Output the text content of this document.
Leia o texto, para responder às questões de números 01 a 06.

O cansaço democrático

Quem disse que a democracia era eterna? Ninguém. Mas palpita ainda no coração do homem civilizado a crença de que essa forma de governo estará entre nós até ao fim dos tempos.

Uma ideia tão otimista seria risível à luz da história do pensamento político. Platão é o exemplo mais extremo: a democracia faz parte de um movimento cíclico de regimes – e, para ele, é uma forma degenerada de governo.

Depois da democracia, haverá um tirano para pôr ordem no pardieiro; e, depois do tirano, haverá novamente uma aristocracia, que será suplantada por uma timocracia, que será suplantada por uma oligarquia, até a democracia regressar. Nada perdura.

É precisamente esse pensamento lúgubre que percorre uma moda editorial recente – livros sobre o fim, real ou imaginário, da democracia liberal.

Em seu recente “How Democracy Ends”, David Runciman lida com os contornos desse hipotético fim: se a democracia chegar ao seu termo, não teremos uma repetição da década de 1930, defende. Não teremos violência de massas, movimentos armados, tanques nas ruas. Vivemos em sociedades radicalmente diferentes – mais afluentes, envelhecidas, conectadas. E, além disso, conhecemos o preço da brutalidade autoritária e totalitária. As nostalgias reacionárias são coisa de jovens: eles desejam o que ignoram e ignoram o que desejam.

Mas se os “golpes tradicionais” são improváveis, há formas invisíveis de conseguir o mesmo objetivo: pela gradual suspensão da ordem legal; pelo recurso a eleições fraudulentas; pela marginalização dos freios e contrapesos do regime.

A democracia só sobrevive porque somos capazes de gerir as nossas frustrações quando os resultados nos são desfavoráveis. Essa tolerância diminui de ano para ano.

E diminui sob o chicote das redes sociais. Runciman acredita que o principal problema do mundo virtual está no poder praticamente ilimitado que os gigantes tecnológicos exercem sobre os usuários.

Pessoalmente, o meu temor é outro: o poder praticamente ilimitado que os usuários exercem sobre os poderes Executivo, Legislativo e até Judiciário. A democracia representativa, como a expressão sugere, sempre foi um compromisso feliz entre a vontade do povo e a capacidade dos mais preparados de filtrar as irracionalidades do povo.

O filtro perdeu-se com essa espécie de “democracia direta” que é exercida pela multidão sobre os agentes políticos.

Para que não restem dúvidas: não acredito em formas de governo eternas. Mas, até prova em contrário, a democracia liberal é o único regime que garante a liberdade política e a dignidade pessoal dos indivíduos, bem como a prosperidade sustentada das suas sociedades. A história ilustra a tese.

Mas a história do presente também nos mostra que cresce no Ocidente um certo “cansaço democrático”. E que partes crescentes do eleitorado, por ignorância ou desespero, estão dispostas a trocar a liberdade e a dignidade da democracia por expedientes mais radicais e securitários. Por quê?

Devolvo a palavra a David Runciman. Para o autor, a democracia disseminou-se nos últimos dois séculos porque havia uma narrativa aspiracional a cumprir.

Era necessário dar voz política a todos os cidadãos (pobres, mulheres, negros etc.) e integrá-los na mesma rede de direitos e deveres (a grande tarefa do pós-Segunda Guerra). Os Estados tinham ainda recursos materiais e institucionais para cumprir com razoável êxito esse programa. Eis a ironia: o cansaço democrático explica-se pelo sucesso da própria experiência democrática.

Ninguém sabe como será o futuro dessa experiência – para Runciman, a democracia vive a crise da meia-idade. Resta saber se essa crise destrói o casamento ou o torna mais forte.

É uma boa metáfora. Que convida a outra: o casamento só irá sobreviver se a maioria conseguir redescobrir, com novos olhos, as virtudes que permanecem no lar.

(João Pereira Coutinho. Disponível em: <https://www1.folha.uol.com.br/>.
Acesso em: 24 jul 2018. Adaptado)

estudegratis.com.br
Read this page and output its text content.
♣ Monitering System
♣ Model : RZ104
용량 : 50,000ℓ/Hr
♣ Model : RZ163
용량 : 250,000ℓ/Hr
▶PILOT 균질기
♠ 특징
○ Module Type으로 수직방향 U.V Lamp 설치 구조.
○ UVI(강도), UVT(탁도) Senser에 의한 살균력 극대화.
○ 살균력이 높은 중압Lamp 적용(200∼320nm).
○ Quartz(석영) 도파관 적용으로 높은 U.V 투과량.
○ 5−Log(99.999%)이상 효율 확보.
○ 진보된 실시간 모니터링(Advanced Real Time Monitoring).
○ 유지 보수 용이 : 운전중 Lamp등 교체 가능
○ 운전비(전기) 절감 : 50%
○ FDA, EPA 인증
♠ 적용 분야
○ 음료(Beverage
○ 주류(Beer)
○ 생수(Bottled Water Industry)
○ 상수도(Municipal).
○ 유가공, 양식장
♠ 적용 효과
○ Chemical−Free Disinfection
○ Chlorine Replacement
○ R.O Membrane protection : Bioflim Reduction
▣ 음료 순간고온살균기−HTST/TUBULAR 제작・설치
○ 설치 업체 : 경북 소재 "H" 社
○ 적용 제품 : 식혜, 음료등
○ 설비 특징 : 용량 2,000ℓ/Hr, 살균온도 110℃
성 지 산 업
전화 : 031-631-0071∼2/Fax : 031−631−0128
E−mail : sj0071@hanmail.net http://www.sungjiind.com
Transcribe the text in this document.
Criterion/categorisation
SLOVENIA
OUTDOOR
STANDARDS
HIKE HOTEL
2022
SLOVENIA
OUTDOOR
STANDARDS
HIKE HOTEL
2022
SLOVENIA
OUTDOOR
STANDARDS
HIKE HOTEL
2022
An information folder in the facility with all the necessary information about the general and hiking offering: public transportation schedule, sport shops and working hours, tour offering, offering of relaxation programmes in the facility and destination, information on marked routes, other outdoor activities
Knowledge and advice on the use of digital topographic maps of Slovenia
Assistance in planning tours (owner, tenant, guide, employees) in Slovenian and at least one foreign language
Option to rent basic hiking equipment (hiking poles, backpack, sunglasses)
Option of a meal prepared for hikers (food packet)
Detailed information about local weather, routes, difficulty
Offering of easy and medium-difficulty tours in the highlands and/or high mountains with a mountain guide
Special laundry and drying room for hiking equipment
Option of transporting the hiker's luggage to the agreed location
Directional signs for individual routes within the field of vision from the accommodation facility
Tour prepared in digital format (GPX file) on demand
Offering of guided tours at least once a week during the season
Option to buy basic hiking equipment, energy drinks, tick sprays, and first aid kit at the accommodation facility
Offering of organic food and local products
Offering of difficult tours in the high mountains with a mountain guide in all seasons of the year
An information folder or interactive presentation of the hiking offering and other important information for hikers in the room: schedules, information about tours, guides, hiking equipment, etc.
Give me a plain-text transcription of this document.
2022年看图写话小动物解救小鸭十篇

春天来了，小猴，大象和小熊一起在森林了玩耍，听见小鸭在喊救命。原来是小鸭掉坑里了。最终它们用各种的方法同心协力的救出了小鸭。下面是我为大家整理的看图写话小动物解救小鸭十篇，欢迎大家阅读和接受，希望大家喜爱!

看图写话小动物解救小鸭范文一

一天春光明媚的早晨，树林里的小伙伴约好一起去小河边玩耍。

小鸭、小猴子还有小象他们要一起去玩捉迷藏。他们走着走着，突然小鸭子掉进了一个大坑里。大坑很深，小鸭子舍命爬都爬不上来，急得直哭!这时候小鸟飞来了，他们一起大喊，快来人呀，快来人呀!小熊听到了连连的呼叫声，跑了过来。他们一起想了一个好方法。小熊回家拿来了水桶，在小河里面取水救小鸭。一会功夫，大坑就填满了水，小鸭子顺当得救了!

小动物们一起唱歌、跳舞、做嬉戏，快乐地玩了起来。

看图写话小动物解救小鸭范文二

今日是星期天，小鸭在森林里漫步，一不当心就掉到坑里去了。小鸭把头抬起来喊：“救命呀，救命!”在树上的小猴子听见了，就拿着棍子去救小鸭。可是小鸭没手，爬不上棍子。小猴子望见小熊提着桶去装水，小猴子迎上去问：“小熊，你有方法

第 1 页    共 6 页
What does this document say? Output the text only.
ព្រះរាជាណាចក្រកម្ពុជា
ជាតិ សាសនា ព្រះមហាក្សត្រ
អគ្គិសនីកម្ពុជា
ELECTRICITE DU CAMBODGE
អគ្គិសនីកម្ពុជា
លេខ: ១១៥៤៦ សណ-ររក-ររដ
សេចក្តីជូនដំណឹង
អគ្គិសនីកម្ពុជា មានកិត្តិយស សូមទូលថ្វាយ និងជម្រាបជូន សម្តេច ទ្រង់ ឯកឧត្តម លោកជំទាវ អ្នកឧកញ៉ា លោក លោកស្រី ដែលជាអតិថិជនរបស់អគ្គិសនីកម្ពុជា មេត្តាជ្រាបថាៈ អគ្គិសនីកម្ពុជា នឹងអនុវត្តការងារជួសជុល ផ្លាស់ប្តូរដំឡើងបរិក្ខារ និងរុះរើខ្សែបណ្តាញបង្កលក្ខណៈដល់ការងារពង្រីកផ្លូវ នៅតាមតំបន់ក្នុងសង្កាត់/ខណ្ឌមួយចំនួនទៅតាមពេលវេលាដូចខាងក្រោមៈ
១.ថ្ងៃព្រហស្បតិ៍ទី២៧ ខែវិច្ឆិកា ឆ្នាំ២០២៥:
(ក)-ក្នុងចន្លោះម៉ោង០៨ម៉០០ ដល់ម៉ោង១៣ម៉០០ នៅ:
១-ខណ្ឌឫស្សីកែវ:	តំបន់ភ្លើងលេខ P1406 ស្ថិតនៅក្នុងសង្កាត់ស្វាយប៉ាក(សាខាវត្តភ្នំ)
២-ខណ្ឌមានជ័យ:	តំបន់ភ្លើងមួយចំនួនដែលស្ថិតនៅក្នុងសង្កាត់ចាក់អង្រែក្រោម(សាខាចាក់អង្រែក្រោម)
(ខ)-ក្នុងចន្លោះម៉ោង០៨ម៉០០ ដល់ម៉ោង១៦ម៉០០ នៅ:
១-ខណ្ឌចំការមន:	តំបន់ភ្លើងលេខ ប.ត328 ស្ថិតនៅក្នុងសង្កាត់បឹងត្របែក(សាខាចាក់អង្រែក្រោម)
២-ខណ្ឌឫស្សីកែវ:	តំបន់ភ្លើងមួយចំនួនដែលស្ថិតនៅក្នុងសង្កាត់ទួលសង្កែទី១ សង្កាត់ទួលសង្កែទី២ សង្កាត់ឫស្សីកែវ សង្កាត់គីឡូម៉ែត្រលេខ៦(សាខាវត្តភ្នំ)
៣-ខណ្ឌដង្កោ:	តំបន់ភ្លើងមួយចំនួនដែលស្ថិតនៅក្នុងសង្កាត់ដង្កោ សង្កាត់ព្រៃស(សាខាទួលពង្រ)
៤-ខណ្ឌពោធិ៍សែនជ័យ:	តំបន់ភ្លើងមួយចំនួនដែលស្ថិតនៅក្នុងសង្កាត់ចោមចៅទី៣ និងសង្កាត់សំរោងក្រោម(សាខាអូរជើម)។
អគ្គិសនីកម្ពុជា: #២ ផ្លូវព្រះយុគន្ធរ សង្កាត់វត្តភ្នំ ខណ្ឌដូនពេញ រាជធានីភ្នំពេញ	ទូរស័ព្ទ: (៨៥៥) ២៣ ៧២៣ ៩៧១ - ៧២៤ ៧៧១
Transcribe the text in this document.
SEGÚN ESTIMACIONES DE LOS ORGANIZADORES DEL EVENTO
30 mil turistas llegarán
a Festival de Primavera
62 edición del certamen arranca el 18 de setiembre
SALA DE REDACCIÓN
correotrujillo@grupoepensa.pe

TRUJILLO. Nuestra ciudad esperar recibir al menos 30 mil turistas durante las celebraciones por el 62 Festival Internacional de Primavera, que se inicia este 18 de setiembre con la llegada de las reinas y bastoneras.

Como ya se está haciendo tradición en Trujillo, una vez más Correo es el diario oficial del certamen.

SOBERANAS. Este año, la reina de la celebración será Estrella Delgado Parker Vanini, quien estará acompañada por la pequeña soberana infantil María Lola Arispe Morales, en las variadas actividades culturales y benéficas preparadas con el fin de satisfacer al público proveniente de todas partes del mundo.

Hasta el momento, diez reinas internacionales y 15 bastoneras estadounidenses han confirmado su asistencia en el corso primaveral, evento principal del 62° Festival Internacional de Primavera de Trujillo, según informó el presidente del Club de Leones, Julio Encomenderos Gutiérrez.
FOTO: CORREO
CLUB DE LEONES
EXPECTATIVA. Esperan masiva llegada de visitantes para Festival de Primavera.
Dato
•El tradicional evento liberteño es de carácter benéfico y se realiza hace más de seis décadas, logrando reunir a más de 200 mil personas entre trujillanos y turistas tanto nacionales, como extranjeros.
========
Working from the listing above, pick out every line that has "local" and copy it.

## [Result for this exercise]
Detailed information about local weather, routes, difficulty
Offering of organic food and local products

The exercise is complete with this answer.